— BEGIN Given records —

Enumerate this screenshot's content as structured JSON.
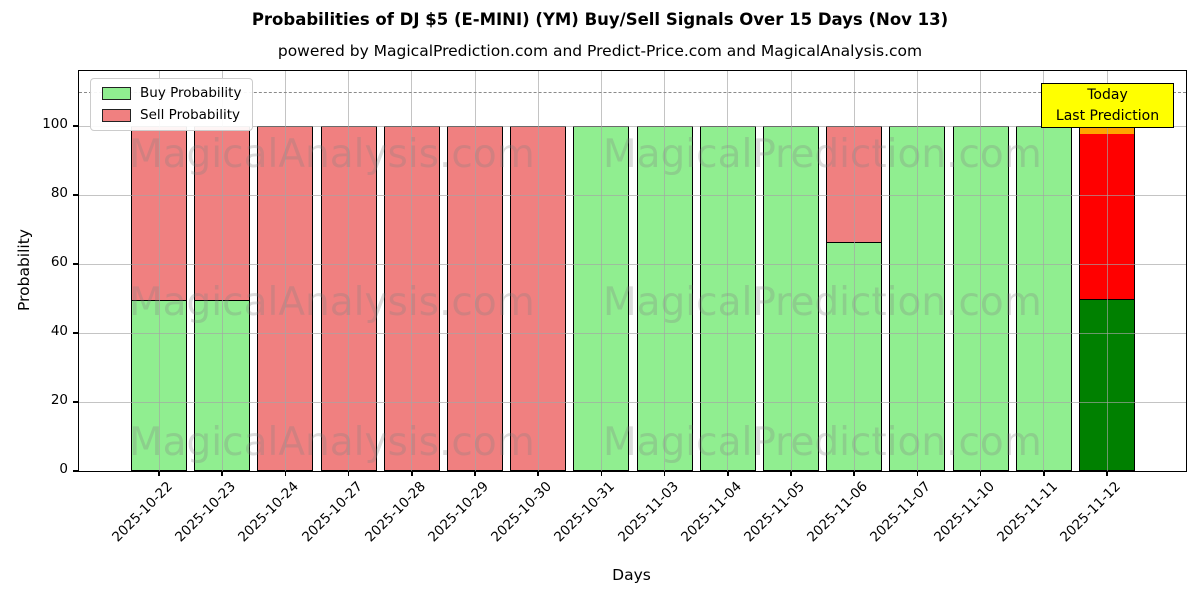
{
  "header": {
    "title": "Probabilities of DJ $5 (E-MINI) (YM) Buy/Sell Signals Over 15 Days (Nov 13)",
    "subtitle": "powered by MagicalPrediction.com and Predict-Price.com and MagicalAnalysis.com"
  },
  "axes": {
    "xlabel": "Days",
    "ylabel": "Probability",
    "yticks": [
      0,
      20,
      40,
      60,
      80,
      100
    ]
  },
  "legend": {
    "items": [
      {
        "label": "Buy Probability",
        "color": "#90EE90"
      },
      {
        "label": "Sell Probability",
        "color": "#F08080"
      }
    ]
  },
  "annotation": {
    "line1": "Today",
    "line2": "Last Prediction",
    "bg": "#FFFF00"
  },
  "watermarks": {
    "left": "MagicalAnalysis.com",
    "right": "MagicalPrediction.com"
  },
  "chart_data": {
    "type": "bar",
    "stacked": true,
    "title": "Probabilities of DJ $5 (E-MINI) (YM) Buy/Sell Signals Over 15 Days (Nov 13)",
    "xlabel": "Days",
    "ylabel": "Probability",
    "ylim": [
      0,
      116
    ],
    "grid": true,
    "legend_position": "upper left",
    "dashed_line_y": 110,
    "categories": [
      "2025-10-22",
      "2025-10-23",
      "2025-10-24",
      "2025-10-27",
      "2025-10-28",
      "2025-10-29",
      "2025-10-30",
      "2025-10-31",
      "2025-11-03",
      "2025-11-04",
      "2025-11-05",
      "2025-11-06",
      "2025-11-07",
      "2025-11-10",
      "2025-11-11",
      "2025-11-12"
    ],
    "series": [
      {
        "name": "Buy Probability",
        "color": "#90EE90",
        "values": [
          50,
          50,
          0,
          0,
          0,
          0,
          0,
          100,
          100,
          100,
          100,
          66.7,
          100,
          100,
          100,
          50
        ]
      },
      {
        "name": "Sell Probability",
        "color": "#F08080",
        "values": [
          50,
          50,
          100,
          100,
          100,
          100,
          100,
          0,
          0,
          0,
          0,
          33.3,
          0,
          0,
          0,
          50
        ]
      }
    ],
    "today": {
      "index": 15,
      "date": "2025-11-12",
      "buy_color": "#008000",
      "sell_color": "#FF0000",
      "cap_color": "#FFA500",
      "cap_value": 2
    }
  }
}
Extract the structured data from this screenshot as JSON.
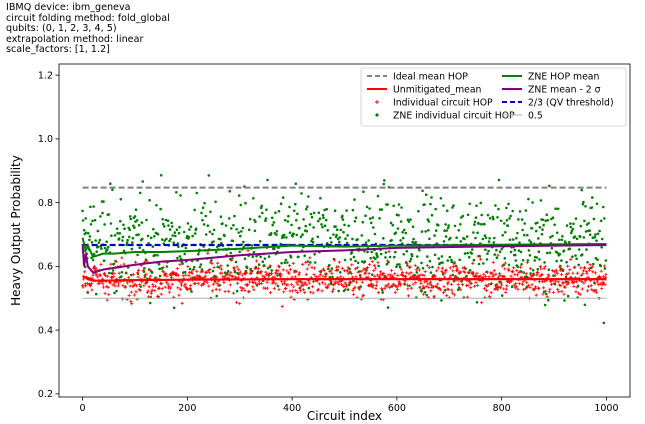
{
  "header": {
    "lines": [
      "IBMQ device: ibm_geneva",
      "circuit folding method: fold_global",
      "qubits: (0, 1, 2, 3, 4, 5)",
      "extrapolation method: linear",
      "scale_factors: [1, 1.2]"
    ]
  },
  "chart_data": {
    "type": "scatter",
    "xlabel": "Circuit index",
    "ylabel": "Heavy Output Probability",
    "xlim": [
      -45,
      1045
    ],
    "ylim": [
      0.19,
      1.235
    ],
    "xticks": [
      0,
      200,
      400,
      600,
      800,
      1000
    ],
    "yticks": [
      0.2,
      0.4,
      0.6,
      0.8,
      1.0,
      1.2
    ],
    "xtick_labels": [
      "0",
      "200",
      "400",
      "600",
      "800",
      "1000"
    ],
    "ytick_labels": [
      "0.2",
      "0.4",
      "0.6",
      "0.8",
      "1.0",
      "1.2"
    ],
    "grid": false,
    "legend_placement": "top-right",
    "colors": {
      "ideal": "#808080",
      "unmitigated": "#ff0000",
      "individual": "#ff0000",
      "zne_individual": "#008000",
      "zne_mean": "#008000",
      "zne_mean_minus": "#800080",
      "threshold": "#0000cc",
      "half": "#b0b0b0"
    },
    "legend": [
      {
        "key": "ideal",
        "label": "Ideal mean HOP",
        "style": "dashed"
      },
      {
        "key": "unmitigated",
        "label": "Unmitigated_mean",
        "style": "line"
      },
      {
        "key": "individual",
        "label": "Individual circuit HOP",
        "style": "plus"
      },
      {
        "key": "zne_individual",
        "label": "ZNE individual circuit HOP",
        "style": "dot"
      },
      {
        "key": "zne_mean",
        "label": "ZNE HOP mean",
        "style": "line"
      },
      {
        "key": "zne_mean_minus",
        "label": "ZNE mean - 2 σ",
        "style": "line"
      },
      {
        "key": "threshold",
        "label": "2/3 (QV threshold)",
        "style": "dashed"
      },
      {
        "key": "half",
        "label": "0.5",
        "style": "thin"
      }
    ],
    "series": [
      {
        "name": "Ideal mean HOP",
        "x": [
          0,
          1000
        ],
        "values": [
          0.847,
          0.847
        ]
      },
      {
        "name": "2/3 (QV threshold)",
        "x": [
          0,
          1000
        ],
        "values": [
          0.667,
          0.667
        ]
      },
      {
        "name": "0.5",
        "x": [
          0,
          1000
        ],
        "values": [
          0.5,
          0.5
        ]
      },
      {
        "name": "Unmitigated_mean",
        "x": [
          0,
          5,
          10,
          20,
          40,
          100,
          200,
          400,
          600,
          800,
          1000
        ],
        "values": [
          0.57,
          0.565,
          0.56,
          0.555,
          0.555,
          0.557,
          0.558,
          0.56,
          0.56,
          0.56,
          0.56
        ]
      },
      {
        "name": "ZNE HOP mean",
        "x": [
          0,
          3,
          6,
          10,
          20,
          40,
          60,
          100,
          150,
          200,
          300,
          400,
          500,
          600,
          800,
          1000
        ],
        "values": [
          0.69,
          0.67,
          0.65,
          0.665,
          0.63,
          0.64,
          0.64,
          0.645,
          0.645,
          0.648,
          0.655,
          0.665,
          0.662,
          0.665,
          0.668,
          0.67
        ]
      },
      {
        "name": "ZNE mean - 2 σ",
        "x": [
          0,
          3,
          6,
          10,
          20,
          30,
          40,
          60,
          100,
          150,
          200,
          300,
          400,
          500,
          600,
          800,
          1000
        ],
        "values": [
          0.67,
          0.6,
          0.64,
          0.6,
          0.58,
          0.585,
          0.59,
          0.595,
          0.605,
          0.615,
          0.62,
          0.635,
          0.645,
          0.65,
          0.658,
          0.663,
          0.667
        ]
      }
    ],
    "scatter": {
      "count": 1000,
      "individual_mean": 0.56,
      "individual_spread": 0.04,
      "zne_mean": 0.67,
      "zne_spread": 0.13
    }
  }
}
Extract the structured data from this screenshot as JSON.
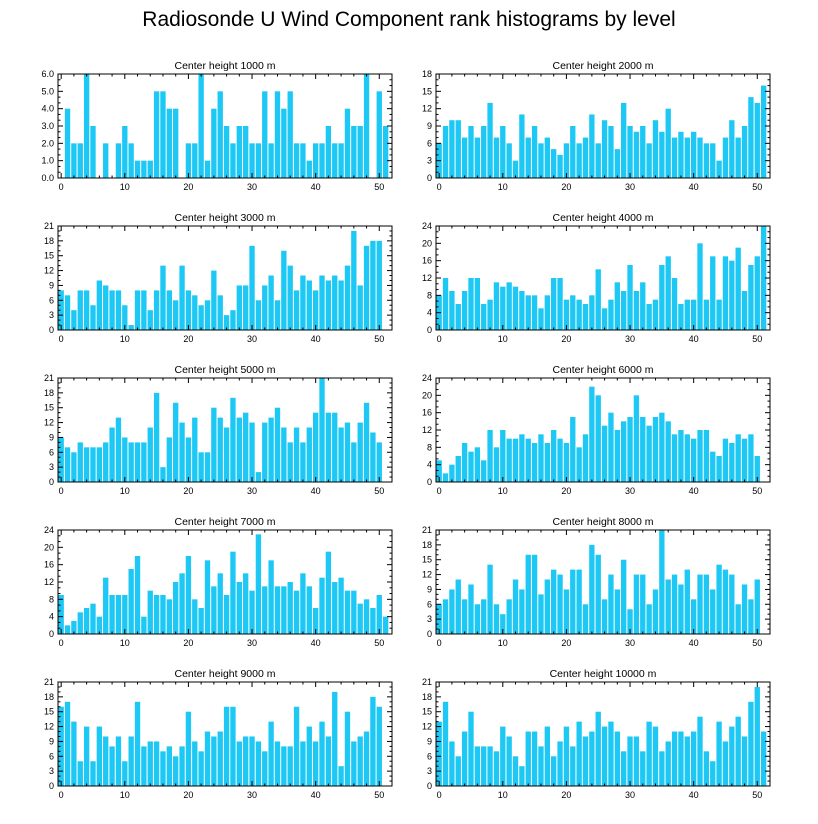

— END Given records —

• Description of the task: Search the records for the word "name" and copy every line where it occurs.

• Response for this exercise:
        "name": "Buy Probability",
        "name": "Sell Probability",
        "name": "Ideal mean HOP",
        "name": "2/3 (QV threshold)",
        "name": "0.5",
        "name": "Unmitigated_mean",
        "name": "ZNE HOP mean",
        "name": "ZNE mean - 2 σ",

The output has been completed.